** BEGIN **
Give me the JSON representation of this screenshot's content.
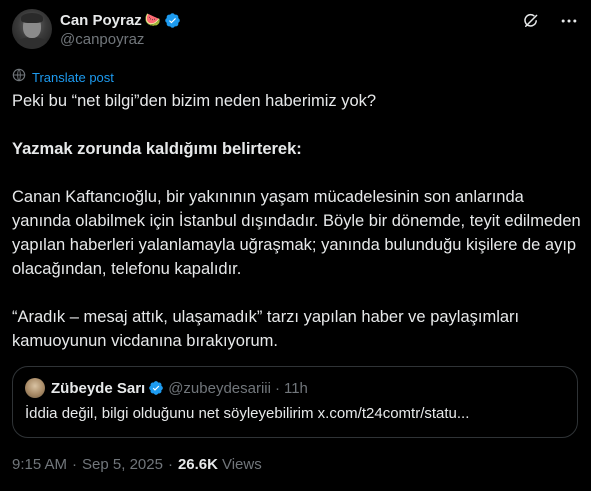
{
  "author": {
    "display_name": "Can Poyraz",
    "emoji": "🍉",
    "handle": "@canpoyraz"
  },
  "translate_label": "Translate post",
  "tweet": {
    "paragraphs": [
      "Peki bu “net bilgi”den bizim neden haberimiz yok?",
      "Yazmak zorunda kaldığımı belirterek:",
      "Canan Kaftancıoğlu, bir yakınının yaşam mücadelesinin son anlarında yanında olabilmek için İstanbul dışındadır. Böyle bir dönemde, teyit edilmeden yapılan haberleri yalanlamayla uğraşmak; yanında bulunduğu kişilere de ayıp olacağından, telefonu kapalıdır.",
      "“Aradık – mesaj attık, ulaşamadık” tarzı yapılan haber ve paylaşımları kamuoyunun vicdanına bırakıyorum."
    ]
  },
  "quote": {
    "display_name": "Zübeyde Sarı",
    "handle": "@zubeydesariii",
    "time": "11h",
    "text": "İddia değil, bilgi olduğunu net söyleyebilirim x.com/t24comtr/statu..."
  },
  "meta": {
    "time": "9:15 AM",
    "date": "Sep 5, 2025",
    "views_count": "26.6K",
    "views_label": "Views"
  },
  "colors": {
    "accent": "#1d9bf0",
    "secondary_text": "#71767b",
    "primary_text": "#e7e9ea",
    "border": "#2f3336",
    "background": "#000000"
  },
  "icons": {
    "verified": "verified-badge-icon",
    "grok": "grok-icon",
    "more": "more-options-icon",
    "translate": "translate-icon"
  }
}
** END **
### Instruction
Using the material above, return every line exactly as it appears, minus the pictures.

### Exercise response
Give me the JSON representation of this screenshot's content.
{
  "author": {
    "display_name": "Can Poyraz",
    "emoji": "🍉",
    "handle": "@canpoyraz"
  },
  "translate_label": "Translate post",
  "tweet": {
    "paragraphs": [
      "Peki bu “net bilgi”den bizim neden haberimiz yok?",
      "Yazmak zorunda kaldığımı belirterek:",
      "Canan Kaftancıoğlu, bir yakınının yaşam mücadelesinin son anlarında yanında olabilmek için İstanbul dışındadır. Böyle bir dönemde, teyit edilmeden yapılan haberleri yalanlamayla uğraşmak; yanında bulunduğu kişilere de ayıp olacağından, telefonu kapalıdır.",
      "“Aradık – mesaj attık, ulaşamadık” tarzı yapılan haber ve paylaşımları kamuoyunun vicdanına bırakıyorum."
    ]
  },
  "quote": {
    "display_name": "Zübeyde Sarı",
    "handle": "@zubeydesariii",
    "time": "11h",
    "text": "İddia değil, bilgi olduğunu net söyleyebilirim x.com/t24comtr/statu..."
  },
  "meta": {
    "time": "9:15 AM",
    "date": "Sep 5, 2025",
    "views_count": "26.6K",
    "views_label": "Views"
  },
  "colors": {
    "accent": "#1d9bf0",
    "secondary_text": "#71767b",
    "primary_text": "#e7e9ea",
    "border": "#2f3336",
    "background": "#000000"
  },
  "icons": {
    "verified": "verified-badge-icon",
    "grok": "grok-icon",
    "more": "more-options-icon",
    "translate": "translate-icon"
  }
}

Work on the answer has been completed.